Copy out everything from the first line of the entries down to the line containing "board-intersection[interactable] <box>21 49", including both ends, character for character.
++++++
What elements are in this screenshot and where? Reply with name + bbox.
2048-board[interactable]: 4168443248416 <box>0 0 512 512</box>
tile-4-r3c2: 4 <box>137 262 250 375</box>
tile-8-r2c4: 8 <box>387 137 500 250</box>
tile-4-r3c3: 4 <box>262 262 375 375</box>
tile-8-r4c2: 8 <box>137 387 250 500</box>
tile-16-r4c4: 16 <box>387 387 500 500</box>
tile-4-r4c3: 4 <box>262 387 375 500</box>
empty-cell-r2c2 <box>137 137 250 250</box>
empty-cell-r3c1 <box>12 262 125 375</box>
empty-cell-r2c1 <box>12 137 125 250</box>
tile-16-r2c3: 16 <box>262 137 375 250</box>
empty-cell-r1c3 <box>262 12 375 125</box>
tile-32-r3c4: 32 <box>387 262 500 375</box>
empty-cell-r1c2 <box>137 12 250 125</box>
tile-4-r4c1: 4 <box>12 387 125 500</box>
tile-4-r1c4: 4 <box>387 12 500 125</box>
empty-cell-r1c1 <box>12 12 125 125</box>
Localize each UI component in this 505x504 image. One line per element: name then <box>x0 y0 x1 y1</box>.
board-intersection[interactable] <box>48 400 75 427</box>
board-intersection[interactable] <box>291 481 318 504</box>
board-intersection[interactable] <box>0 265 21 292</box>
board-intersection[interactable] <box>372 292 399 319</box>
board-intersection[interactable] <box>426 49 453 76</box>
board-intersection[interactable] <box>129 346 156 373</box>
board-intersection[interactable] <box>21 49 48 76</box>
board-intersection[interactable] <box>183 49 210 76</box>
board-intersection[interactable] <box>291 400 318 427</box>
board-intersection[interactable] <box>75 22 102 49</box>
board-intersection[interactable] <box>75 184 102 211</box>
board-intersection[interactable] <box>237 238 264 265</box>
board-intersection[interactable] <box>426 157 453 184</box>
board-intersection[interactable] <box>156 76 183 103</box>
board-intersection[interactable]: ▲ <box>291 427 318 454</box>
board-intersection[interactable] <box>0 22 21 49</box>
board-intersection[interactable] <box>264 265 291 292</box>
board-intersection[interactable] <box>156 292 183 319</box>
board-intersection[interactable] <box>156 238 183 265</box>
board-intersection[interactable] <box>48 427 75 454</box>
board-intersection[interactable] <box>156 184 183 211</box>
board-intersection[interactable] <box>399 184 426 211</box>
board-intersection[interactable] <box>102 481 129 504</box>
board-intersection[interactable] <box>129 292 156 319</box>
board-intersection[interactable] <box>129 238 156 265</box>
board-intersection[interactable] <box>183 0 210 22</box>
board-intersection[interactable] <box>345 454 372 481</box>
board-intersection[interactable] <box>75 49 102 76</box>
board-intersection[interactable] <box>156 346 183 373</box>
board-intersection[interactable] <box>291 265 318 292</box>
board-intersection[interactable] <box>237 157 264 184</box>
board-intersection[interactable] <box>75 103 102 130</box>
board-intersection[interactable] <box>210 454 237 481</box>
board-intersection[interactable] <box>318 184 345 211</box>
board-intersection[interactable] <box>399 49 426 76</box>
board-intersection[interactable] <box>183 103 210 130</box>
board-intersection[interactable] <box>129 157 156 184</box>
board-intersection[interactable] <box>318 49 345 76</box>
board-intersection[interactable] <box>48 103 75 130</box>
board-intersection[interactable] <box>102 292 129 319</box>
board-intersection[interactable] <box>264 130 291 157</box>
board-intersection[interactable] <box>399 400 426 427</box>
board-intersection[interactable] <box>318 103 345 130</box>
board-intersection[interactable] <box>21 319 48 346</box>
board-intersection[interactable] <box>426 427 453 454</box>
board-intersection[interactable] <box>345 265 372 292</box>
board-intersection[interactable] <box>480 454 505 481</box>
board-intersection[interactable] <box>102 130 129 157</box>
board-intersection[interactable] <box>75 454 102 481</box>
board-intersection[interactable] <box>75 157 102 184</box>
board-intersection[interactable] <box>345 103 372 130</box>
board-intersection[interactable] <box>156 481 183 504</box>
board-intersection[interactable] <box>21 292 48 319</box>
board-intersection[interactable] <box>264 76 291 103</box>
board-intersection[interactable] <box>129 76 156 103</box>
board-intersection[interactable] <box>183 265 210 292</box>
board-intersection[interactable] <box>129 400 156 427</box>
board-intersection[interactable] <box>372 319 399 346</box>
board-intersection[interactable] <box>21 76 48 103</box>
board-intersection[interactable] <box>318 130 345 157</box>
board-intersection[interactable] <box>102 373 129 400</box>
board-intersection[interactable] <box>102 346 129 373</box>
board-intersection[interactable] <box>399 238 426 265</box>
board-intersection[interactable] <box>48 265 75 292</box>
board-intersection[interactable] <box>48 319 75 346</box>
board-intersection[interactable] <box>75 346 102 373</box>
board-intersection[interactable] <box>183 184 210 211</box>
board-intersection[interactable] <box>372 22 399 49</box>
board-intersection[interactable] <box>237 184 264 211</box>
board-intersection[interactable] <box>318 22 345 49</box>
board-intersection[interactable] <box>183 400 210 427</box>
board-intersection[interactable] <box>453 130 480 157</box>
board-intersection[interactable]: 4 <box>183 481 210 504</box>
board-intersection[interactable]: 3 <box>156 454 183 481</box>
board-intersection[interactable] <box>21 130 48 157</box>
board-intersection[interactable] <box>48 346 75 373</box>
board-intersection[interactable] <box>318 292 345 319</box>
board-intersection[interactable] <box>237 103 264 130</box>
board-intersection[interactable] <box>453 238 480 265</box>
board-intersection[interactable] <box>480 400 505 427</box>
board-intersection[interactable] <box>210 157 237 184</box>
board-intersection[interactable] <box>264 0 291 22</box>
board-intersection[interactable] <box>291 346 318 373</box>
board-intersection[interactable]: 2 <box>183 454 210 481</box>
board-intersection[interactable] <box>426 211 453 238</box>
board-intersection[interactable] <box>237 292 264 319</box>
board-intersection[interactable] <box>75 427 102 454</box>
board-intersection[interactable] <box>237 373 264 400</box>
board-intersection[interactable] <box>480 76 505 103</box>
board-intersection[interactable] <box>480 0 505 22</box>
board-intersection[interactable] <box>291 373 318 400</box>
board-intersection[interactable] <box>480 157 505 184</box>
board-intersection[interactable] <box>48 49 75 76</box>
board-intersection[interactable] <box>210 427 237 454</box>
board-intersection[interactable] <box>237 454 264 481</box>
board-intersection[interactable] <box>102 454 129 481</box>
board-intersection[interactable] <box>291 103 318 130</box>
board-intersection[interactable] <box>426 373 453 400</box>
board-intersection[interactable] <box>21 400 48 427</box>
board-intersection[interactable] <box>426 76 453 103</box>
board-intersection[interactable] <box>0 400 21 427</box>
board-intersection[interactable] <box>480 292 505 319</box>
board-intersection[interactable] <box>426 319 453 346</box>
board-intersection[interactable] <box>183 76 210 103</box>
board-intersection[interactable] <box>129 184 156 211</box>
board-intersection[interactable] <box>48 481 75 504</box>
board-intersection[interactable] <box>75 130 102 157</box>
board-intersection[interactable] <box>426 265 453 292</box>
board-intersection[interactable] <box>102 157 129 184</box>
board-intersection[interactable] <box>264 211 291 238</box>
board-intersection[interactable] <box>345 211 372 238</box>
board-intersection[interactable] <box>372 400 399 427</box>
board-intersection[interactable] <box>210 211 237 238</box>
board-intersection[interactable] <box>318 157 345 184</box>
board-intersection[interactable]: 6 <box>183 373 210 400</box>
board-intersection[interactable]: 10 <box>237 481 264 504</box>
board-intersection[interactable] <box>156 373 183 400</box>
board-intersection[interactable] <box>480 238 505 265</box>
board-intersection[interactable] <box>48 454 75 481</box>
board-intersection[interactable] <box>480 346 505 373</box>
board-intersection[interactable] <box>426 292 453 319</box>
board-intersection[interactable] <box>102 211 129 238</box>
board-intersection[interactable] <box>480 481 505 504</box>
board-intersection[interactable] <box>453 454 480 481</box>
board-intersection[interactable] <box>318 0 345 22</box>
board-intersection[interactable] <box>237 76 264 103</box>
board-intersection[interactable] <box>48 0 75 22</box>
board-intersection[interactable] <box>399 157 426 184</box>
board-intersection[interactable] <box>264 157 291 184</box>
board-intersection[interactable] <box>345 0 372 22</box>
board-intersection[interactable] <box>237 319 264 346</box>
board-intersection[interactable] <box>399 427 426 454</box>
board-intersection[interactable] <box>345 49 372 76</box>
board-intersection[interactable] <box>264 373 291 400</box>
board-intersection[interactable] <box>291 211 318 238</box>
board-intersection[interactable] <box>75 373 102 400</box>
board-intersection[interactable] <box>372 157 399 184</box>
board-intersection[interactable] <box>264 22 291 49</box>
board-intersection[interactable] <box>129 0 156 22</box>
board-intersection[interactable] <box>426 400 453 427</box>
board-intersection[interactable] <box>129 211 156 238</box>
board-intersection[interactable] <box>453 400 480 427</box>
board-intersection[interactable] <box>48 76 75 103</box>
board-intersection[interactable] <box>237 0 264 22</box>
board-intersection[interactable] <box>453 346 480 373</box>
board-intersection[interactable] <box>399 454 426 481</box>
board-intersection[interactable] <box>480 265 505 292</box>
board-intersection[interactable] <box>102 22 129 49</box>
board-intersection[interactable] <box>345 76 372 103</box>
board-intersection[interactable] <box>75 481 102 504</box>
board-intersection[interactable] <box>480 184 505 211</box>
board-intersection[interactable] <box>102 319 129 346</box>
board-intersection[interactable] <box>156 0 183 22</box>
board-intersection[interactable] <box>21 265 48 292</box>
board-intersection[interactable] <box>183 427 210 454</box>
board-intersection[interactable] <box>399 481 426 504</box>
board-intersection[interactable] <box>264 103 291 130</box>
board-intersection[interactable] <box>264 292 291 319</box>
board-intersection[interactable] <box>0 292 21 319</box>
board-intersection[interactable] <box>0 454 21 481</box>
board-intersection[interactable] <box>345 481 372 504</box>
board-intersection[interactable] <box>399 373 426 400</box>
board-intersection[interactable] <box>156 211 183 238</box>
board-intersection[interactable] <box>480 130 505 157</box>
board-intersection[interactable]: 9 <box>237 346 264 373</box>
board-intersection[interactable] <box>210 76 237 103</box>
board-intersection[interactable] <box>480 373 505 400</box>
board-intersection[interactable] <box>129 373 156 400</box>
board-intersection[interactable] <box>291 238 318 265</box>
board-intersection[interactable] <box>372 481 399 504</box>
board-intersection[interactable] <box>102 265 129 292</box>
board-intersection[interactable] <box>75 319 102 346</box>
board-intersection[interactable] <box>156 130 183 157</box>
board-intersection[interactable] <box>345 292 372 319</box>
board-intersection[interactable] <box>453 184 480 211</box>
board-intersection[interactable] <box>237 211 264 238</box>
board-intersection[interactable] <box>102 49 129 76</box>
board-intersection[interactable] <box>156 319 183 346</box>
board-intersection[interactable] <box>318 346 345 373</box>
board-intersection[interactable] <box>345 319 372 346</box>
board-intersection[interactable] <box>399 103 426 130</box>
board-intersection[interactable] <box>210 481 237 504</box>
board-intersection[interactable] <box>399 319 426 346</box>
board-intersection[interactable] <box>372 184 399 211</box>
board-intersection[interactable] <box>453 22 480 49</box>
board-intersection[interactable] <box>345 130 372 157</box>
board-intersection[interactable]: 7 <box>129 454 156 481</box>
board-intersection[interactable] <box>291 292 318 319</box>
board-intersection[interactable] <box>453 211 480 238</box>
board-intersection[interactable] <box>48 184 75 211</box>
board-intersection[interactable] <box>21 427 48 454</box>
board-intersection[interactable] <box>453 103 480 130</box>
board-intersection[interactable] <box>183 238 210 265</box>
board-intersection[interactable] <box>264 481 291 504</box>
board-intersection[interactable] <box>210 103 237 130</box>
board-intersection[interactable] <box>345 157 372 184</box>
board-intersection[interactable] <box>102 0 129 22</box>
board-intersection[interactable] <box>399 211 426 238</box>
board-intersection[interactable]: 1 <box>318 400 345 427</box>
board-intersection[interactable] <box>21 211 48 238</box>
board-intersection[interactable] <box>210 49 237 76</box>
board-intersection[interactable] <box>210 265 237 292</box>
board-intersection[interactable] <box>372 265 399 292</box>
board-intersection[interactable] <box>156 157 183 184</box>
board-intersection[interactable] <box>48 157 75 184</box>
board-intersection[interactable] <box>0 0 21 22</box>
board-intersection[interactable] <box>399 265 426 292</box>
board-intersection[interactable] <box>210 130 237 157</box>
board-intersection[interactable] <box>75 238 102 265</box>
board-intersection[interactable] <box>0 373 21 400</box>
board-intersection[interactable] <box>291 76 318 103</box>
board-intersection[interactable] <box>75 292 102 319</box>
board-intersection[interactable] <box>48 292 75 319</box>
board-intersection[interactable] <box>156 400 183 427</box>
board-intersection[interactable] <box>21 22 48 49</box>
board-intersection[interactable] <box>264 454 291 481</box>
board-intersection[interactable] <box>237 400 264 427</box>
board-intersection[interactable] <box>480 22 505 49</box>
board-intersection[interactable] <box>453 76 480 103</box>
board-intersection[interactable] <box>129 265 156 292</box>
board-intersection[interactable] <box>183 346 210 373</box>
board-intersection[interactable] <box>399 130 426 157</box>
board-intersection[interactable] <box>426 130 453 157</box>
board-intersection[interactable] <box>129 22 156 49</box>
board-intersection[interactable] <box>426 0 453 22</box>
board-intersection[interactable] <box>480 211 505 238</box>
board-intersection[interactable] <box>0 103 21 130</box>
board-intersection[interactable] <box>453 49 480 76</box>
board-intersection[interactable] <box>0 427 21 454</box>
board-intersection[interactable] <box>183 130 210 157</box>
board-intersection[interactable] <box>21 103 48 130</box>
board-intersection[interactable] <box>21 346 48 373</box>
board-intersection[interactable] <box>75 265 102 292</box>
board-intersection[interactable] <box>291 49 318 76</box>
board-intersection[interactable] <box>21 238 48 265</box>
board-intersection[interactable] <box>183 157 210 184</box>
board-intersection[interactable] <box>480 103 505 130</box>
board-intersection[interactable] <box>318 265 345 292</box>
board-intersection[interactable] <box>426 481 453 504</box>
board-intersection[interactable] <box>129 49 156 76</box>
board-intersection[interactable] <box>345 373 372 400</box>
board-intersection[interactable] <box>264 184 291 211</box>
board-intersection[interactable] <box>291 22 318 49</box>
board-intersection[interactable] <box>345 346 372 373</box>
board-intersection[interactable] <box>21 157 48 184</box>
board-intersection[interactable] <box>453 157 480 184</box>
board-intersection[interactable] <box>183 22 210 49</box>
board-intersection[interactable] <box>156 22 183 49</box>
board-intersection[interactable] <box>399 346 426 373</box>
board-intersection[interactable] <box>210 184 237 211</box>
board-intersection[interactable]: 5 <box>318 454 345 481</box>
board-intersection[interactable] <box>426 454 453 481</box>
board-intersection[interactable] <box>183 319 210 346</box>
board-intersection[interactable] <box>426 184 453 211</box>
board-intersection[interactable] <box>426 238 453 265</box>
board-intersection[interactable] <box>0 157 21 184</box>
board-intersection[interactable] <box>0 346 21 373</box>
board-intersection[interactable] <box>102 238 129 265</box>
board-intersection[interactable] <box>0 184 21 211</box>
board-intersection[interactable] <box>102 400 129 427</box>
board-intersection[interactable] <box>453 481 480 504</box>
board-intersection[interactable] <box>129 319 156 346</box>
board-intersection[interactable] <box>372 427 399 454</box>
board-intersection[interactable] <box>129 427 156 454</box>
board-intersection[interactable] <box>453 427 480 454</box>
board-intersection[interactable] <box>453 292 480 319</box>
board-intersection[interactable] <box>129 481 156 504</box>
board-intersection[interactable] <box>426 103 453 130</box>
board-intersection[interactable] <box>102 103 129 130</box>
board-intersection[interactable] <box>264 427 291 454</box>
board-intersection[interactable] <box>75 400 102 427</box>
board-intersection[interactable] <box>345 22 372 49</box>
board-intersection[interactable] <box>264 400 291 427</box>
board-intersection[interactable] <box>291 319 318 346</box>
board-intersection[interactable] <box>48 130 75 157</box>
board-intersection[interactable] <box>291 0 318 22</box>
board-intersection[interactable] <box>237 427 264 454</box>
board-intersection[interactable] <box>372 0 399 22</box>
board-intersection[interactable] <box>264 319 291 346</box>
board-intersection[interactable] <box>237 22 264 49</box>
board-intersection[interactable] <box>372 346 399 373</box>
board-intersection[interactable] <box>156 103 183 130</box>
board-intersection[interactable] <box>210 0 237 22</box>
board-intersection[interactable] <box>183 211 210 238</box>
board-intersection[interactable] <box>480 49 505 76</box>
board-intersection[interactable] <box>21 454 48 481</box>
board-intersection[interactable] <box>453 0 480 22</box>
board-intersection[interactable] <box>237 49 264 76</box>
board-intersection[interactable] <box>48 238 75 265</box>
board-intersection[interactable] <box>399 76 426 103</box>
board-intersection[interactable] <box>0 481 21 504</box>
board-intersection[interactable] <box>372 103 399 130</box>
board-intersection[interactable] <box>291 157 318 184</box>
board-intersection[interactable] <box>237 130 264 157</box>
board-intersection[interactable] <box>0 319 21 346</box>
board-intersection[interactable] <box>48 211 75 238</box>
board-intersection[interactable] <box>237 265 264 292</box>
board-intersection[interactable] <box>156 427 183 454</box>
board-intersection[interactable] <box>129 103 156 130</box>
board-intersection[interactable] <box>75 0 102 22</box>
++++++
> EXPECTED ANSWER
What elements are in this screenshot and where? Reply with name + bbox.
2048-board[interactable]: 4168443248416 <box>0 0 512 512</box>
tile-4-r3c2: 4 <box>137 262 250 375</box>
tile-8-r2c4: 8 <box>387 137 500 250</box>
tile-4-r3c3: 4 <box>262 262 375 375</box>
tile-8-r4c2: 8 <box>137 387 250 500</box>
tile-16-r4c4: 16 <box>387 387 500 500</box>
tile-4-r4c3: 4 <box>262 387 375 500</box>
empty-cell-r2c2 <box>137 137 250 250</box>
empty-cell-r3c1 <box>12 262 125 375</box>
empty-cell-r2c1 <box>12 137 125 250</box>
tile-16-r2c3: 16 <box>262 137 375 250</box>
empty-cell-r1c3 <box>262 12 375 125</box>
tile-32-r3c4: 32 <box>387 262 500 375</box>
empty-cell-r1c2 <box>137 12 250 125</box>
tile-4-r4c1: 4 <box>12 387 125 500</box>
tile-4-r1c4: 4 <box>387 12 500 125</box>
empty-cell-r1c1 <box>12 12 125 125</box>
Localize each UI component in this 505x504 image. One line per element: name then <box>x0 y0 x1 y1</box>.
board-intersection[interactable] <box>48 400 75 427</box>
board-intersection[interactable] <box>291 481 318 504</box>
board-intersection[interactable] <box>0 265 21 292</box>
board-intersection[interactable] <box>372 292 399 319</box>
board-intersection[interactable] <box>426 49 453 76</box>
board-intersection[interactable] <box>129 346 156 373</box>
board-intersection[interactable] <box>21 49 48 76</box>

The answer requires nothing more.